> _Your instructions_:
Please copy out every line in the entries that includes the word "outlines".

> _Recorded information_:
■ ■ ■
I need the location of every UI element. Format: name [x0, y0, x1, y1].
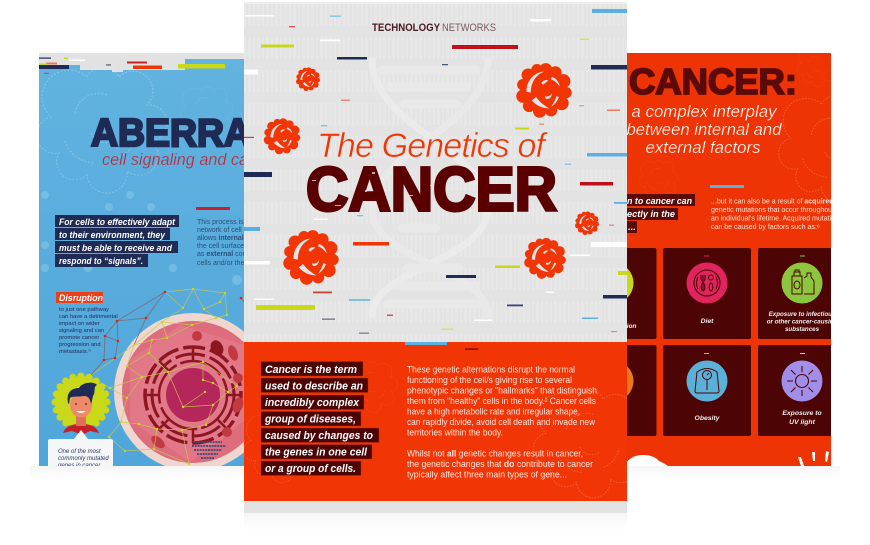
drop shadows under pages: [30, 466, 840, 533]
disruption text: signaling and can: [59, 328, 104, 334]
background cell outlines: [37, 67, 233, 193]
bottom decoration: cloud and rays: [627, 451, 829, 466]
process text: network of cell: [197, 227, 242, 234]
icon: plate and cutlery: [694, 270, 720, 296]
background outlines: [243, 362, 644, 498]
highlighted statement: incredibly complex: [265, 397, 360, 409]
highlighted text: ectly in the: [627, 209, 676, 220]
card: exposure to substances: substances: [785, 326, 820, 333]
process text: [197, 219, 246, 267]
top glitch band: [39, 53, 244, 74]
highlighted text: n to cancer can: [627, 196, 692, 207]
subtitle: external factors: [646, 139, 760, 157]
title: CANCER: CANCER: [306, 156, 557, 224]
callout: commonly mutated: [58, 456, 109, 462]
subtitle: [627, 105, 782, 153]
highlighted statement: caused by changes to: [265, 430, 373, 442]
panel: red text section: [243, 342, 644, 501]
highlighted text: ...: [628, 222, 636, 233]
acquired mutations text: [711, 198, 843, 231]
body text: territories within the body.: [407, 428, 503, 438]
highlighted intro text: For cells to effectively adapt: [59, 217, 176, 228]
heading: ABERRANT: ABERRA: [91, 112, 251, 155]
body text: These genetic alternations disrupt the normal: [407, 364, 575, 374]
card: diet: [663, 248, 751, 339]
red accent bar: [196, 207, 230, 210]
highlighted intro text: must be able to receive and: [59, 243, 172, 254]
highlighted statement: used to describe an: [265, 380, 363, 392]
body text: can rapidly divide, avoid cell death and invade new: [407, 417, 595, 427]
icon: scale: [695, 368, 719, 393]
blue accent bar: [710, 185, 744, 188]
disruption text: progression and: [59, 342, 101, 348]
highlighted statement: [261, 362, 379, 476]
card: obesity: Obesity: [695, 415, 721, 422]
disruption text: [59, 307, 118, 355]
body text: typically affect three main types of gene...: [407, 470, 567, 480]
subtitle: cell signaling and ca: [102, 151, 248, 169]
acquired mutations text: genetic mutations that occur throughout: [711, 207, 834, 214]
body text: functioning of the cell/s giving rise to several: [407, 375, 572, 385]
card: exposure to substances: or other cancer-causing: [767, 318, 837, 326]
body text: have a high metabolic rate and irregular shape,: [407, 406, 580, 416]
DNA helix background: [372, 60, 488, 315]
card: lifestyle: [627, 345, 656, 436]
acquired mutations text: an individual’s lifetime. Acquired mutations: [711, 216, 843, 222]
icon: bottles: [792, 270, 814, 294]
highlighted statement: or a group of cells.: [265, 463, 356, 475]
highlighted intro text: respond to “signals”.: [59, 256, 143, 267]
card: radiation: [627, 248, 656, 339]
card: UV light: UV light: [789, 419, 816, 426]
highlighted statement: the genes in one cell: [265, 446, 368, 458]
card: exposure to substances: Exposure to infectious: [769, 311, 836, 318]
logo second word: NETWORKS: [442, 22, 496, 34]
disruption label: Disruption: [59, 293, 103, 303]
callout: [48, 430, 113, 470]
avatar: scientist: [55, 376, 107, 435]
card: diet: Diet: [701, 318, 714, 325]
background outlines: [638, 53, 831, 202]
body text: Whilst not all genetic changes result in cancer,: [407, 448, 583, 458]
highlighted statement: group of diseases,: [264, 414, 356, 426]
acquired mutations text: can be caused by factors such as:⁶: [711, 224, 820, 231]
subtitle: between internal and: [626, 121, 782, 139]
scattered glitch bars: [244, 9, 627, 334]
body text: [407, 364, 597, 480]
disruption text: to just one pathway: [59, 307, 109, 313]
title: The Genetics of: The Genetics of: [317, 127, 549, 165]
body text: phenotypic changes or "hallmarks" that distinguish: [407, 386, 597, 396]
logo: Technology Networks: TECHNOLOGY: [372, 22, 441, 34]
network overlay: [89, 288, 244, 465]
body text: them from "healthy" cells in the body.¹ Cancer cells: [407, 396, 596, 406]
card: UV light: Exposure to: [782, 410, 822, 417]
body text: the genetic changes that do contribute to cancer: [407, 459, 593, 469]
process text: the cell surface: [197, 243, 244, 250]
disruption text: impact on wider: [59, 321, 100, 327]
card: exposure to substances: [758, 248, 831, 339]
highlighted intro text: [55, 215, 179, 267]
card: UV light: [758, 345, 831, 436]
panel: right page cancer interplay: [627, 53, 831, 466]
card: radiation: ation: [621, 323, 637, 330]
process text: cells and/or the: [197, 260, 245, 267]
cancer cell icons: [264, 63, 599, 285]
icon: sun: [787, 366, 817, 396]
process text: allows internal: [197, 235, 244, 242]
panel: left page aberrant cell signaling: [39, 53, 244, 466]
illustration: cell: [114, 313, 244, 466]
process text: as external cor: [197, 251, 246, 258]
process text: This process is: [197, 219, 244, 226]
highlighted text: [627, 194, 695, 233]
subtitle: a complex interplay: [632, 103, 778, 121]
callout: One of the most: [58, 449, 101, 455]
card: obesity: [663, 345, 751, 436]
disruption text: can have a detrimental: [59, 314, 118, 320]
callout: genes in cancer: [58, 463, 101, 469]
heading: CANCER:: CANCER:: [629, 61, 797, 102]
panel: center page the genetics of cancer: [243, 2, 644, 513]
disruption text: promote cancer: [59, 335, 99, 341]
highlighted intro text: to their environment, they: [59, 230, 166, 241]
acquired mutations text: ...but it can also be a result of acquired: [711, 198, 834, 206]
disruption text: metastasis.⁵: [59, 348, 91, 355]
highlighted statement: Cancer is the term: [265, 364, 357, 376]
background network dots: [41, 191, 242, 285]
■ ■ ■
> _Response area_:
background cell outlines: [37, 67, 233, 193]
background outlines: [243, 362, 644, 498]
background outlines: [638, 53, 831, 202]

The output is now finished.